─── Given data ───
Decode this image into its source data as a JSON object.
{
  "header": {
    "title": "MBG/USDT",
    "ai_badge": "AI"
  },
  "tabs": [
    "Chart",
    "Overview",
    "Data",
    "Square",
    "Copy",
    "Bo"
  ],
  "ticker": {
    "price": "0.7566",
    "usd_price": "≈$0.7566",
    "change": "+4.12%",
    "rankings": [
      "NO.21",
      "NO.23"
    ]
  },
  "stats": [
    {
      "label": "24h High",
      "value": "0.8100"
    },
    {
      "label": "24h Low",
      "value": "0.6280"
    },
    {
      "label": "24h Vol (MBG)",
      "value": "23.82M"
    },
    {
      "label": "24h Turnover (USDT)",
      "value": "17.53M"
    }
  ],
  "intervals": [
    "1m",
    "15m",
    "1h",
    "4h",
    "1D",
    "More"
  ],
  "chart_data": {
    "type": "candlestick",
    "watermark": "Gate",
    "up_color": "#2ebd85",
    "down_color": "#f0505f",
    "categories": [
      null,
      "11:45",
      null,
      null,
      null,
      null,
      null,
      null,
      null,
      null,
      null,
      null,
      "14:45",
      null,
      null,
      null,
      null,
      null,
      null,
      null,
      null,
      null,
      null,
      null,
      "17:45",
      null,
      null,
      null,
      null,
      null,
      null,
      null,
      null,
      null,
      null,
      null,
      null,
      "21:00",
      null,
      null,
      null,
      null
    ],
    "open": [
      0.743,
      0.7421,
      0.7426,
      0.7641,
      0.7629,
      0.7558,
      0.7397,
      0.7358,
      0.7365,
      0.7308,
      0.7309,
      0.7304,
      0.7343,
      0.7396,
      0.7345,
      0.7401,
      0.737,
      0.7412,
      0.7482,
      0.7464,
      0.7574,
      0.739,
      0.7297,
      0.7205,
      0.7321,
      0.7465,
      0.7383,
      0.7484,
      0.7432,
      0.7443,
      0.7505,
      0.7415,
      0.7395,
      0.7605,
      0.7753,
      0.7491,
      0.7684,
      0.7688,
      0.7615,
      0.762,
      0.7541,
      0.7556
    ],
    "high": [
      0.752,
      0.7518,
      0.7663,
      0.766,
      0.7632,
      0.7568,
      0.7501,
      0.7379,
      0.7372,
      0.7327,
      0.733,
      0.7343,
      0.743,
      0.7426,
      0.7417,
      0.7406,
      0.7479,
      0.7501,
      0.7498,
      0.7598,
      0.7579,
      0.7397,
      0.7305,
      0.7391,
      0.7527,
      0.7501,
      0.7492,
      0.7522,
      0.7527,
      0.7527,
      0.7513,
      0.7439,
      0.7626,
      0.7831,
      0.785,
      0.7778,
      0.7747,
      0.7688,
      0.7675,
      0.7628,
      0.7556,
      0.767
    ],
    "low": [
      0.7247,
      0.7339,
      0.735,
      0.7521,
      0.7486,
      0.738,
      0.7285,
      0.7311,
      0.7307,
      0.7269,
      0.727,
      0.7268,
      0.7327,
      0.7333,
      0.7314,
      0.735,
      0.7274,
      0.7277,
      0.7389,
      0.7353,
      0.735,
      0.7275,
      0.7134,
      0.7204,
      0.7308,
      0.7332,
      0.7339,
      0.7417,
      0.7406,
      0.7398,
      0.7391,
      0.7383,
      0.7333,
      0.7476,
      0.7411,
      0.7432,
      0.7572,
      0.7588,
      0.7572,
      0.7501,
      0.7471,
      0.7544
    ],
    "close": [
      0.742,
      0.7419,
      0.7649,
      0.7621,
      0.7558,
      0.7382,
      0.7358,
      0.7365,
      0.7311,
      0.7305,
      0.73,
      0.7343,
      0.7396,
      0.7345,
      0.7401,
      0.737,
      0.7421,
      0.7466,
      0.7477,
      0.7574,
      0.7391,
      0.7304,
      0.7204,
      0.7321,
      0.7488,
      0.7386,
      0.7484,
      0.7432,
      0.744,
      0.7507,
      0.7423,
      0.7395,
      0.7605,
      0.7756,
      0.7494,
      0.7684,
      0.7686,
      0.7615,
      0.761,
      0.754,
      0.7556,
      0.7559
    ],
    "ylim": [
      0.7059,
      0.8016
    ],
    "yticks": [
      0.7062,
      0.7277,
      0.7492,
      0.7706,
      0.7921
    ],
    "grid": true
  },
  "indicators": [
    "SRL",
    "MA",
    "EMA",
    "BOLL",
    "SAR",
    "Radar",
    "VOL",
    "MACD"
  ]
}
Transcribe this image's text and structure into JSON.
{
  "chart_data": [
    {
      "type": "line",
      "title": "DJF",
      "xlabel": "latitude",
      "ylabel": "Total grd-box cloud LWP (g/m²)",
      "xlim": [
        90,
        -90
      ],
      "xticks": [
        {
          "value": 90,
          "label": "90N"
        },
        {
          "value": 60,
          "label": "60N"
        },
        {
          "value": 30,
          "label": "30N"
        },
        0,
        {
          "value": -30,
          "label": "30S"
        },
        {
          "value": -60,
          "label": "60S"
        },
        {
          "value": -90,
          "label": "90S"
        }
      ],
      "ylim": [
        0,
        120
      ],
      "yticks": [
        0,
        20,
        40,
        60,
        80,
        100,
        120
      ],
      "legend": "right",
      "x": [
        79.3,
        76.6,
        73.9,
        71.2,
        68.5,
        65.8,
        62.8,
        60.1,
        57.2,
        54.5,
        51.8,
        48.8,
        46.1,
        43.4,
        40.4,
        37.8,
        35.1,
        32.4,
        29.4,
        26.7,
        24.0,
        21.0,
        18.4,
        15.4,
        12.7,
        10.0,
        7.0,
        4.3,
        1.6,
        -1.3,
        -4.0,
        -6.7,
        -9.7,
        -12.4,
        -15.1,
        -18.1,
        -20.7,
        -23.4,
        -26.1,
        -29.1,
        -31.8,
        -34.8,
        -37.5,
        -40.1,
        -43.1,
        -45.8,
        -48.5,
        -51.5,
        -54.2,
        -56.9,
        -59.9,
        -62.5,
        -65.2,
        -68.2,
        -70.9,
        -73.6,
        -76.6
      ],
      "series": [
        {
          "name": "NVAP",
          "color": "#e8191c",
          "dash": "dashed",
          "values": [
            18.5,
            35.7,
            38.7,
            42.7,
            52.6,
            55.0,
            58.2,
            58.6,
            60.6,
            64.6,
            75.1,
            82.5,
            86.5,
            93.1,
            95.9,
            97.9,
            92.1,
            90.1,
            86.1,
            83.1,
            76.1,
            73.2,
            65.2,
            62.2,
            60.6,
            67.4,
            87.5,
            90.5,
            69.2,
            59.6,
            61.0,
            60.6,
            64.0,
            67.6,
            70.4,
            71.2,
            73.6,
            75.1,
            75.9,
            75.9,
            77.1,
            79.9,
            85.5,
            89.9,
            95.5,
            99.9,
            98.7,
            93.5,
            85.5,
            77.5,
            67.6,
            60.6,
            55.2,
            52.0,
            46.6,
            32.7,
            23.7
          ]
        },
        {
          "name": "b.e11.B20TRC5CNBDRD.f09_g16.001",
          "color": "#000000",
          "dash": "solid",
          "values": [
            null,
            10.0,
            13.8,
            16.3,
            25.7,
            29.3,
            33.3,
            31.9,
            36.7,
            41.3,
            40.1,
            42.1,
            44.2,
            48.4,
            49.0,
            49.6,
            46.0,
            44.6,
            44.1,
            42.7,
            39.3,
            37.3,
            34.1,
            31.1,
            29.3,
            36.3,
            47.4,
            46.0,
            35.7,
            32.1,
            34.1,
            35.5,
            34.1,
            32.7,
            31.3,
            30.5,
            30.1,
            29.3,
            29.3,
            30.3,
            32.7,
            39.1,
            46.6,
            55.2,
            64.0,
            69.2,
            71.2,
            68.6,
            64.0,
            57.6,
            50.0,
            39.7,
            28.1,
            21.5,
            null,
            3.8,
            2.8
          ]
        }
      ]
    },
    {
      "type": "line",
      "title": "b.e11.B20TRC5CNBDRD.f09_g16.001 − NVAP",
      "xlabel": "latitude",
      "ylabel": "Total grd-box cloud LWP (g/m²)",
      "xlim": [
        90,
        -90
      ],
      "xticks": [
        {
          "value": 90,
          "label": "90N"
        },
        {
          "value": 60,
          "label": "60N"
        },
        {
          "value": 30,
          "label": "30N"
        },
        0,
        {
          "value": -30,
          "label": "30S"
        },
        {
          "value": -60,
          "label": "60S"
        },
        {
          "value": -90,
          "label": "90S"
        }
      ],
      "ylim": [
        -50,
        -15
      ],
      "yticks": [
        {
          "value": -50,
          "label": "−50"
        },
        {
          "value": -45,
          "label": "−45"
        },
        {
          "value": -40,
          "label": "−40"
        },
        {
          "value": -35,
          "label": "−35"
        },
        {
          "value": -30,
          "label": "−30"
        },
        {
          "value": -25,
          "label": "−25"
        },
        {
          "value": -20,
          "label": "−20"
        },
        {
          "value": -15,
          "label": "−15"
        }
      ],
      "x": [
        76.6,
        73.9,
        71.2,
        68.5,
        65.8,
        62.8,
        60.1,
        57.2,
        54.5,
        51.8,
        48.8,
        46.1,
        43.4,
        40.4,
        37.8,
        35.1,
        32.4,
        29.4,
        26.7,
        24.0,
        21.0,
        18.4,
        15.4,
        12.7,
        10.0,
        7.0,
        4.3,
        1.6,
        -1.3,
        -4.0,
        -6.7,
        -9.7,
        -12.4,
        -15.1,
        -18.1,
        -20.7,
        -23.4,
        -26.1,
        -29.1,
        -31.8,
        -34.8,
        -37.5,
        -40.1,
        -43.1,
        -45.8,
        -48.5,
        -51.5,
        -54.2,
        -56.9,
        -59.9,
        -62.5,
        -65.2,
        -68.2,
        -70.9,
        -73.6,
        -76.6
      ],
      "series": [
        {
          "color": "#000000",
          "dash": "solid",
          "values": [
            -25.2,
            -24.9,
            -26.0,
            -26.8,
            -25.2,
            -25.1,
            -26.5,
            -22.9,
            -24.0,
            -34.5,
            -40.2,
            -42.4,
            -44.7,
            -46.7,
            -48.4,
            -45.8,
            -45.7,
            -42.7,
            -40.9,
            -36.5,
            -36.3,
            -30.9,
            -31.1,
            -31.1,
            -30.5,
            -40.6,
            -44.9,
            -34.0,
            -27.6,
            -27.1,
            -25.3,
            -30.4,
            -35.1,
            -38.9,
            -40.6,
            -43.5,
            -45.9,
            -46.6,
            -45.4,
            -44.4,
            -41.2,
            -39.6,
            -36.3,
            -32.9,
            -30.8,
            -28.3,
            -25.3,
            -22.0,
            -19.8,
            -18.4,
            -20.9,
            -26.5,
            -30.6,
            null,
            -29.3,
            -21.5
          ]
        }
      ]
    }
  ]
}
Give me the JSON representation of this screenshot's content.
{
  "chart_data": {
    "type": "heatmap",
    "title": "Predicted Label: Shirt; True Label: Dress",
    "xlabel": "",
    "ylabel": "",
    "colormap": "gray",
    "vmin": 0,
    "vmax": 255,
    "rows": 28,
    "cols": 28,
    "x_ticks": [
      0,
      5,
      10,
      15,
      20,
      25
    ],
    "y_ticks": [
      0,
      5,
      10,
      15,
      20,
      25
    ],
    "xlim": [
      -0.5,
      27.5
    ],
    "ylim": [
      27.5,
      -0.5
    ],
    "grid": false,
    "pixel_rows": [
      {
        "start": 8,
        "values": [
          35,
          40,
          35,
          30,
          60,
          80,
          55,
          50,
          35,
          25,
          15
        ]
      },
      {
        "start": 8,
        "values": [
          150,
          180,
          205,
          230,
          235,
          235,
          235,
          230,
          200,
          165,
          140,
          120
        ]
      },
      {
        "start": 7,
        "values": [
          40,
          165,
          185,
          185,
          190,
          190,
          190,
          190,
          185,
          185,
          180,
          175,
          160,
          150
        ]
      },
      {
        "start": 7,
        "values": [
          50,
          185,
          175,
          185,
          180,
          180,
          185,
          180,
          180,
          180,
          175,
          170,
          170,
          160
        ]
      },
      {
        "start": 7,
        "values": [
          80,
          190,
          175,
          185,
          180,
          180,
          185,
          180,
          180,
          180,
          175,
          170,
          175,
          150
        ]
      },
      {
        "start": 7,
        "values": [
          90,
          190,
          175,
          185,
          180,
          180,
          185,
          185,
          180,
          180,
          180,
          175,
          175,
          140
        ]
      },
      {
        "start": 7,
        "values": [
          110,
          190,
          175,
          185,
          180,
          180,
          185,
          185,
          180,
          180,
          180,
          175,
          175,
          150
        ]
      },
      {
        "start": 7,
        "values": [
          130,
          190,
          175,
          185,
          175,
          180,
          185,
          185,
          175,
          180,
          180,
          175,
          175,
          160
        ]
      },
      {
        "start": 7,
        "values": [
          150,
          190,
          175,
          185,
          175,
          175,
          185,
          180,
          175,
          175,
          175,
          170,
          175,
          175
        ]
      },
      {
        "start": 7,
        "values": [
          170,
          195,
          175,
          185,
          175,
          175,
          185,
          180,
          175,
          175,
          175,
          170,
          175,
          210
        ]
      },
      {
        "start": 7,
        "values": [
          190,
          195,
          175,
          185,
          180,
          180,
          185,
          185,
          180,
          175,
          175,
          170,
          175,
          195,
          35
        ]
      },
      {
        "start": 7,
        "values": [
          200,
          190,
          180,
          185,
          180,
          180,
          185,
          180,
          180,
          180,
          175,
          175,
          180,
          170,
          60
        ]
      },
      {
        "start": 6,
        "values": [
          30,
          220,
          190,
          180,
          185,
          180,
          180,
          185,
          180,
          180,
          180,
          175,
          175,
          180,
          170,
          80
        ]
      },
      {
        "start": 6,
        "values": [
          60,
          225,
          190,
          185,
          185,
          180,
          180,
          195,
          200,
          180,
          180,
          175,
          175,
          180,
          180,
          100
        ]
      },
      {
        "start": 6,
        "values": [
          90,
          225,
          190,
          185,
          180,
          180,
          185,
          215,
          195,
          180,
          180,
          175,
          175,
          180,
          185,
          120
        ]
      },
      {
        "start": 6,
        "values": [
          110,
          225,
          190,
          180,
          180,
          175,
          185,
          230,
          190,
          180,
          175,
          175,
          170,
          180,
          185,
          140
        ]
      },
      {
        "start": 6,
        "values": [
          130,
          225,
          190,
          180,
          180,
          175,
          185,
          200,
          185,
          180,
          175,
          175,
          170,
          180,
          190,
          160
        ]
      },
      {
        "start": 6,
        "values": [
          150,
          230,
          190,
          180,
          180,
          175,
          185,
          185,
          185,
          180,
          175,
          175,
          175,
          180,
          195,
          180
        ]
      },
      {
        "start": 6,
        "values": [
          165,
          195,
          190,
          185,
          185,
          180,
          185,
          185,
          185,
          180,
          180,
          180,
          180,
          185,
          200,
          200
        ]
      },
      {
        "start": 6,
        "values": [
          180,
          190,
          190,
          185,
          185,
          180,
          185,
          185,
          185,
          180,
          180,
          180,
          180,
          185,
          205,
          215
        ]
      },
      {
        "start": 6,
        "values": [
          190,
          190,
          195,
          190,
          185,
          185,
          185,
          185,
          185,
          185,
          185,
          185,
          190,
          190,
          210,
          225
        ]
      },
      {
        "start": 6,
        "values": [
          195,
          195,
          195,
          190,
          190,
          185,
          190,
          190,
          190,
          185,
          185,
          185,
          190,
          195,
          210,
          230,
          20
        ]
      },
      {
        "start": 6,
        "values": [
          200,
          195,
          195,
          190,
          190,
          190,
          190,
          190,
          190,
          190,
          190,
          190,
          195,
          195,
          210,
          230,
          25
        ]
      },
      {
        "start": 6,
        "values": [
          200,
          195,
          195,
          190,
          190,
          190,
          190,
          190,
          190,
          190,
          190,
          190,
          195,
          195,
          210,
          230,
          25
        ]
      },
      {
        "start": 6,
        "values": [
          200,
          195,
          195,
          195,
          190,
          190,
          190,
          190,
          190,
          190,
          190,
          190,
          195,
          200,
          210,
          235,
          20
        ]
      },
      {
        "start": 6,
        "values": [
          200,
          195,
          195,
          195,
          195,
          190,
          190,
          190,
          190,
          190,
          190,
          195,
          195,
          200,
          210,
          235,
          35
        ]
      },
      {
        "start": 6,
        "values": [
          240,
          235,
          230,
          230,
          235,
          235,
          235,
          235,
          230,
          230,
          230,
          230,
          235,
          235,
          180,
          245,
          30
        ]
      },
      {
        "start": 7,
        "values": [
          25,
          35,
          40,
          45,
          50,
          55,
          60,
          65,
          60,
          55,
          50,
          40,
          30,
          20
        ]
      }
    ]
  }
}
───
Request:
In the listing above, find each line with the word "name" and copy it.

Output for this exercise:
          "name": "NVAP",
          "name": "b.e11.B20TRC5CNBDRD.f09_g16.001",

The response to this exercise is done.